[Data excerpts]
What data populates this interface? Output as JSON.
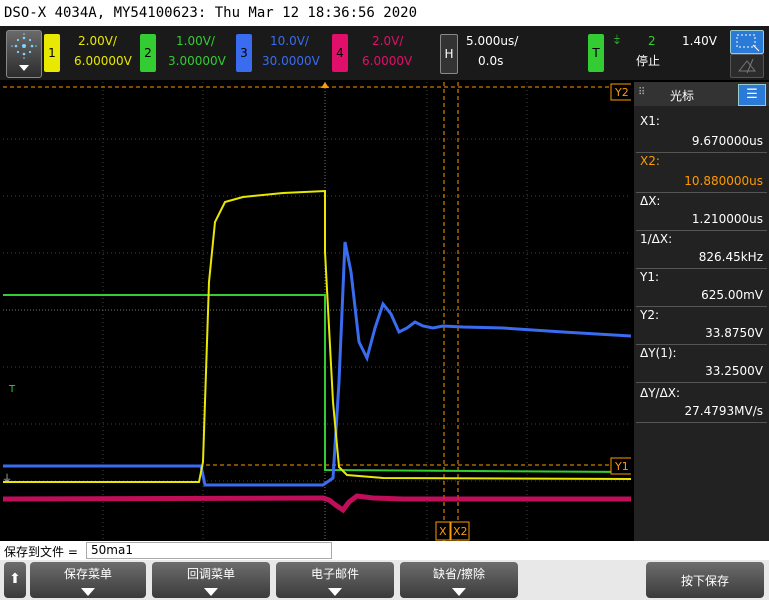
{
  "window_title": "DSO-X 4034A, MY54100623: Thu Mar 12 18:36:56 2020",
  "channels": [
    {
      "num": "1",
      "scale": "2.00V/",
      "offset": "6.00000V",
      "color": "#e8e800"
    },
    {
      "num": "2",
      "scale": "1.00V/",
      "offset": "3.00000V",
      "color": "#33cc33"
    },
    {
      "num": "3",
      "scale": "10.0V/",
      "offset": "30.0000V",
      "color": "#3a6cf0"
    },
    {
      "num": "4",
      "scale": "2.0V/",
      "offset": "6.0000V",
      "color": "#e0106a"
    }
  ],
  "horizontal": {
    "key": "H",
    "scale": "5.000us/",
    "delay": "0.0s"
  },
  "trigger": {
    "key": "T",
    "source": "2",
    "level": "1.40V",
    "status": "停止"
  },
  "screen_markers": {
    "y2": "Y2",
    "y1": "Y1",
    "x1": "X",
    "x2": "X2",
    "trig": "T"
  },
  "cursor_panel": {
    "title": "光标",
    "rows": [
      {
        "label": "X1:",
        "value": "9.670000us",
        "color": "#ffffff"
      },
      {
        "label": "X2:",
        "value": "10.880000us",
        "color": "#ff9a00"
      },
      {
        "label": "ΔX:",
        "value": "1.210000us",
        "color": "#ffffff"
      },
      {
        "label": "1/ΔX:",
        "value": "826.45kHz",
        "color": "#ffffff"
      },
      {
        "label": "Y1:",
        "value": "625.00mV",
        "color": "#ffffff"
      },
      {
        "label": "Y2:",
        "value": "33.8750V",
        "color": "#ffffff"
      },
      {
        "label": "ΔY(1):",
        "value": "33.2500V",
        "color": "#ffffff"
      },
      {
        "label": "ΔY/ΔX:",
        "value": "27.4793MV/s",
        "color": "#ffffff"
      }
    ]
  },
  "file_bar": {
    "label": "保存到文件 =",
    "value": "50ma1"
  },
  "softkeys": [
    "保存菜单",
    "回调菜单",
    "电子邮件",
    "缺省/擦除",
    "按下保存"
  ]
}
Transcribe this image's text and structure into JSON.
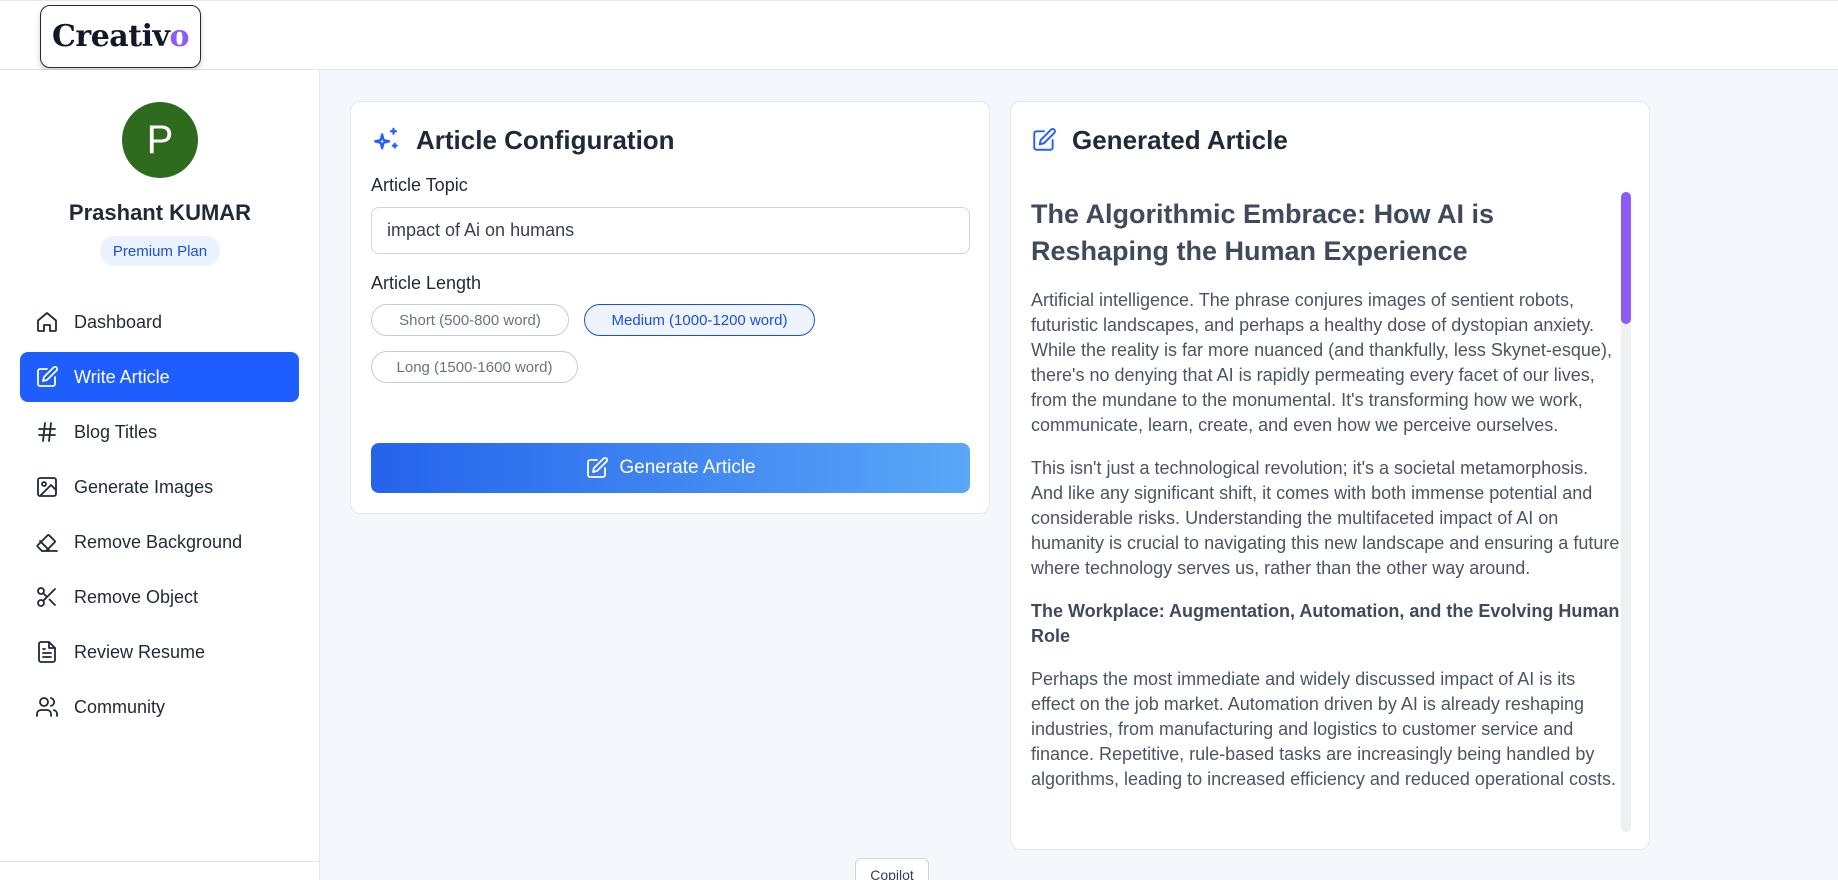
{
  "header": {
    "logo_main": "Creativ",
    "logo_accent": "o"
  },
  "user": {
    "avatar_initial": "P",
    "name": "Prashant KUMAR",
    "plan": "Premium Plan"
  },
  "nav": [
    {
      "label": "Dashboard",
      "icon": "home-icon"
    },
    {
      "label": "Write Article",
      "icon": "edit-icon",
      "active": true
    },
    {
      "label": "Blog Titles",
      "icon": "hash-icon"
    },
    {
      "label": "Generate Images",
      "icon": "image-icon"
    },
    {
      "label": "Remove Background",
      "icon": "eraser-icon"
    },
    {
      "label": "Remove Object",
      "icon": "scissors-icon"
    },
    {
      "label": "Review Resume",
      "icon": "file-text-icon"
    },
    {
      "label": "Community",
      "icon": "users-icon"
    }
  ],
  "config": {
    "title": "Article Configuration",
    "topic_label": "Article Topic",
    "topic_value": "impact of Ai on humans",
    "length_label": "Article Length",
    "lengths": [
      {
        "label": "Short (500-800 word)"
      },
      {
        "label": "Medium (1000-1200 word)",
        "selected": true
      },
      {
        "label": "Long (1500-1600 word)"
      }
    ],
    "generate_label": "Generate Article"
  },
  "article": {
    "panel_title": "Generated Article",
    "heading": "The Algorithmic Embrace: How AI is Reshaping the Human Experience",
    "p1": "Artificial intelligence. The phrase conjures images of sentient robots, futuristic landscapes, and perhaps a healthy dose of dystopian anxiety. While the reality is far more nuanced (and thankfully, less Skynet-esque), there's no denying that AI is rapidly permeating every facet of our lives, from the mundane to the monumental. It's transforming how we work, communicate, learn, create, and even how we perceive ourselves.",
    "p2": "This isn't just a technological revolution; it's a societal metamorphosis. And like any significant shift, it comes with both immense potential and considerable risks. Understanding the multifaceted impact of AI on humanity is crucial to navigating this new landscape and ensuring a future where technology serves us, rather than the other way around.",
    "subheading": "The Workplace: Augmentation, Automation, and the Evolving Human Role",
    "p3": "Perhaps the most immediate and widely discussed impact of AI is its effect on the job market. Automation driven by AI is already reshaping industries, from manufacturing and logistics to customer service and finance. Repetitive, rule-based tasks are increasingly being handled by algorithms, leading to increased efficiency and reduced operational costs."
  },
  "footer": {
    "copilot_label": "Copilot"
  },
  "colors": {
    "primary": "#1e5eff",
    "accent": "#8b5cf6",
    "avatar": "#2f6b1f"
  }
}
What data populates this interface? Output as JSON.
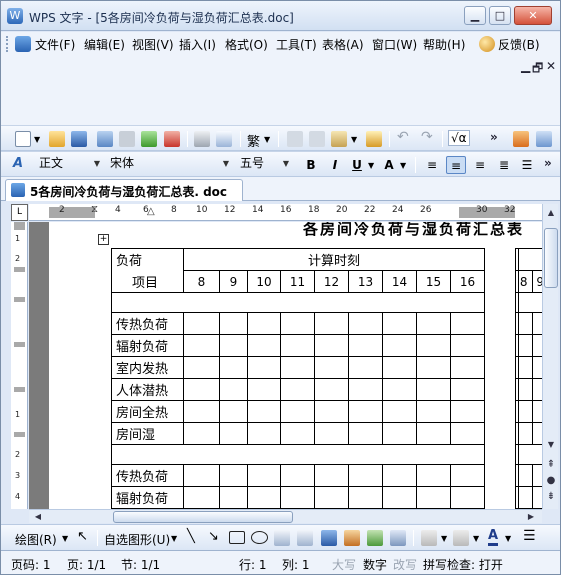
{
  "window": {
    "title": "WPS 文字 - [5各房间冷负荷与湿负荷汇总表.doc]",
    "controls": {
      "minimize": "▁",
      "maximize": "□",
      "close": "✕"
    }
  },
  "menu": {
    "items": [
      {
        "label": "文件(F)"
      },
      {
        "label": "编辑(E)"
      },
      {
        "label": "视图(V)"
      },
      {
        "label": "插入(I)"
      },
      {
        "label": "格式(O)"
      },
      {
        "label": "工具(T)"
      },
      {
        "label": "表格(A)"
      },
      {
        "label": "窗口(W)"
      },
      {
        "label": "帮助(H)"
      }
    ],
    "feedback": "反馈(B)",
    "mdi": {
      "minimize": "▁",
      "restore": "🗗",
      "close": "✕"
    }
  },
  "standard_toolbar": {
    "traditional_label": "繁",
    "formula_label": "√α",
    "more": "»"
  },
  "format_toolbar": {
    "style_value": "正文",
    "font_value": "宋体",
    "size_value": "五号",
    "bold": "B",
    "italic": "I",
    "underline": "U",
    "font_color": "A",
    "more": "»"
  },
  "doc_tab": {
    "label": "5各房间冷负荷与湿负荷汇总表. doc",
    "close": "×"
  },
  "ruler": {
    "h_numbers": [
      "2",
      "2",
      "4",
      "6",
      "8",
      "10",
      "12",
      "14",
      "16",
      "18",
      "20",
      "22",
      "24",
      "26",
      "28",
      "30",
      "32"
    ],
    "v_numbers": [
      "1",
      "2",
      "1",
      "2",
      "3",
      "4",
      "5",
      "6",
      "7",
      "8",
      "1",
      "2",
      "3",
      "4"
    ]
  },
  "document": {
    "title": "各房间冷负荷与湿负荷汇总表",
    "table": {
      "header_top": "负荷",
      "header_bottom": "项目",
      "header_time": "计算时刻",
      "hours": [
        "8",
        "9",
        "10",
        "11",
        "12",
        "13",
        "14",
        "15",
        "16"
      ],
      "rows_group1": [
        "传热负荷",
        "辐射负荷",
        "室内发热",
        "人体潜热",
        "房间全热",
        "房间湿"
      ],
      "rows_group2": [
        "传热负荷",
        "辐射负荷"
      ]
    },
    "table2_hours": [
      "8",
      "9"
    ]
  },
  "drawing_toolbar": {
    "draw_label": "绘图(R)",
    "autoshape_label": "自选图形(U)"
  },
  "status": {
    "page_no": "页码: 1",
    "page": "页: 1/1",
    "section": "节: 1/1",
    "line": "行: 1",
    "column": "列: 1",
    "caps": "大写",
    "num": "数字",
    "overwrite": "改写",
    "spell_check": "拼写检查: 打开"
  },
  "colors": {
    "accent": "#2a63b2",
    "page_gutter": "#7b7b7b",
    "toolbar_bg": "#dbe6f5"
  }
}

■ **The problem**:
Write the records out again in full, exactly, and skip every picture.

■ **Solution to the problem**:
What data populates this interface? Output as JSON.
{
  "window_title": "DSO-X 4034A, MY54100623: Thu Mar 12 18:36:56 2020",
  "channels": [
    {
      "num": "1",
      "scale": "2.00V/",
      "offset": "6.00000V",
      "color": "#e8e800"
    },
    {
      "num": "2",
      "scale": "1.00V/",
      "offset": "3.00000V",
      "color": "#33cc33"
    },
    {
      "num": "3",
      "scale": "10.0V/",
      "offset": "30.0000V",
      "color": "#3a6cf0"
    },
    {
      "num": "4",
      "scale": "2.0V/",
      "offset": "6.0000V",
      "color": "#e0106a"
    }
  ],
  "horizontal": {
    "key": "H",
    "scale": "5.000us/",
    "delay": "0.0s"
  },
  "trigger": {
    "key": "T",
    "source": "2",
    "level": "1.40V",
    "status": "停止"
  },
  "screen_markers": {
    "y2": "Y2",
    "y1": "Y1",
    "x1": "X",
    "x2": "X2",
    "trig": "T"
  },
  "cursor_panel": {
    "title": "光标",
    "rows": [
      {
        "label": "X1:",
        "value": "9.670000us",
        "color": "#ffffff"
      },
      {
        "label": "X2:",
        "value": "10.880000us",
        "color": "#ff9a00"
      },
      {
        "label": "ΔX:",
        "value": "1.210000us",
        "color": "#ffffff"
      },
      {
        "label": "1/ΔX:",
        "value": "826.45kHz",
        "color": "#ffffff"
      },
      {
        "label": "Y1:",
        "value": "625.00mV",
        "color": "#ffffff"
      },
      {
        "label": "Y2:",
        "value": "33.8750V",
        "color": "#ffffff"
      },
      {
        "label": "ΔY(1):",
        "value": "33.2500V",
        "color": "#ffffff"
      },
      {
        "label": "ΔY/ΔX:",
        "value": "27.4793MV/s",
        "color": "#ffffff"
      }
    ]
  },
  "file_bar": {
    "label": "保存到文件 =",
    "value": "50ma1"
  },
  "softkeys": [
    "保存菜单",
    "回调菜单",
    "电子邮件",
    "缺省/擦除",
    "按下保存"
  ]
}
Transcribe this image's text and structure into JSON.
{
  "header": {
    "logo_main": "Creativ",
    "logo_accent": "o"
  },
  "user": {
    "avatar_initial": "P",
    "name": "Prashant KUMAR",
    "plan": "Premium Plan"
  },
  "nav": [
    {
      "label": "Dashboard",
      "icon": "home-icon"
    },
    {
      "label": "Write Article",
      "icon": "edit-icon",
      "active": true
    },
    {
      "label": "Blog Titles",
      "icon": "hash-icon"
    },
    {
      "label": "Generate Images",
      "icon": "image-icon"
    },
    {
      "label": "Remove Background",
      "icon": "eraser-icon"
    },
    {
      "label": "Remove Object",
      "icon": "scissors-icon"
    },
    {
      "label": "Review Resume",
      "icon": "file-text-icon"
    },
    {
      "label": "Community",
      "icon": "users-icon"
    }
  ],
  "config": {
    "title": "Article Configuration",
    "topic_label": "Article Topic",
    "topic_value": "impact of Ai on humans",
    "length_label": "Article Length",
    "lengths": [
      {
        "label": "Short (500-800 word)"
      },
      {
        "label": "Medium (1000-1200 word)",
        "selected": true
      },
      {
        "label": "Long (1500-1600 word)"
      }
    ],
    "generate_label": "Generate Article"
  },
  "article": {
    "panel_title": "Generated Article",
    "heading": "The Algorithmic Embrace: How AI is Reshaping the Human Experience",
    "p1": "Artificial intelligence. The phrase conjures images of sentient robots, futuristic landscapes, and perhaps a healthy dose of dystopian anxiety. While the reality is far more nuanced (and thankfully, less Skynet-esque), there's no denying that AI is rapidly permeating every facet of our lives, from the mundane to the monumental. It's transforming how we work, communicate, learn, create, and even how we perceive ourselves.",
    "p2": "This isn't just a technological revolution; it's a societal metamorphosis. And like any significant shift, it comes with both immense potential and considerable risks. Understanding the multifaceted impact of AI on humanity is crucial to navigating this new landscape and ensuring a future where technology serves us, rather than the other way around.",
    "subheading": "The Workplace: Augmentation, Automation, and the Evolving Human Role",
    "p3": "Perhaps the most immediate and widely discussed impact of AI is its effect on the job market. Automation driven by AI is already reshaping industries, from manufacturing and logistics to customer service and finance. Repetitive, rule-based tasks are increasingly being handled by algorithms, leading to increased efficiency and reduced operational costs."
  },
  "footer": {
    "copilot_label": "Copilot"
  },
  "colors": {
    "primary": "#1e5eff",
    "accent": "#8b5cf6",
    "avatar": "#2f6b1f"
  }
}
What data populates this interface? Output as JSON.
{
  "window": {
    "title": "WPS 文字 - [5各房间冷负荷与湿负荷汇总表.doc]",
    "controls": {
      "minimize": "▁",
      "maximize": "□",
      "close": "✕"
    }
  },
  "menu": {
    "items": [
      {
        "label": "文件(F)"
      },
      {
        "label": "编辑(E)"
      },
      {
        "label": "视图(V)"
      },
      {
        "label": "插入(I)"
      },
      {
        "label": "格式(O)"
      },
      {
        "label": "工具(T)"
      },
      {
        "label": "表格(A)"
      },
      {
        "label": "窗口(W)"
      },
      {
        "label": "帮助(H)"
      }
    ],
    "feedback": "反馈(B)",
    "mdi": {
      "minimize": "▁",
      "restore": "🗗",
      "close": "✕"
    }
  },
  "standard_toolbar": {
    "traditional_label": "繁",
    "formula_label": "√α",
    "more": "»"
  },
  "format_toolbar": {
    "style_value": "正文",
    "font_value": "宋体",
    "size_value": "五号",
    "bold": "B",
    "italic": "I",
    "underline": "U",
    "font_color": "A",
    "more": "»"
  },
  "doc_tab": {
    "label": "5各房间冷负荷与湿负荷汇总表. doc",
    "close": "×"
  },
  "ruler": {
    "h_numbers": [
      "2",
      "2",
      "4",
      "6",
      "8",
      "10",
      "12",
      "14",
      "16",
      "18",
      "20",
      "22",
      "24",
      "26",
      "28",
      "30",
      "32"
    ],
    "v_numbers": [
      "1",
      "2",
      "1",
      "2",
      "3",
      "4",
      "5",
      "6",
      "7",
      "8",
      "1",
      "2",
      "3",
      "4"
    ]
  },
  "document": {
    "title": "各房间冷负荷与湿负荷汇总表",
    "table": {
      "header_top": "负荷",
      "header_bottom": "项目",
      "header_time": "计算时刻",
      "hours": [
        "8",
        "9",
        "10",
        "11",
        "12",
        "13",
        "14",
        "15",
        "16"
      ],
      "rows_group1": [
        "传热负荷",
        "辐射负荷",
        "室内发热",
        "人体潜热",
        "房间全热",
        "房间湿"
      ],
      "rows_group2": [
        "传热负荷",
        "辐射负荷"
      ]
    },
    "table2_hours": [
      "8",
      "9"
    ]
  },
  "drawing_toolbar": {
    "draw_label": "绘图(R)",
    "autoshape_label": "自选图形(U)"
  },
  "status": {
    "page_no": "页码: 1",
    "page": "页: 1/1",
    "section": "节: 1/1",
    "line": "行: 1",
    "column": "列: 1",
    "caps": "大写",
    "num": "数字",
    "overwrite": "改写",
    "spell_check": "拼写检查: 打开"
  },
  "colors": {
    "accent": "#2a63b2",
    "page_gutter": "#7b7b7b",
    "toolbar_bg": "#dbe6f5"
  }
}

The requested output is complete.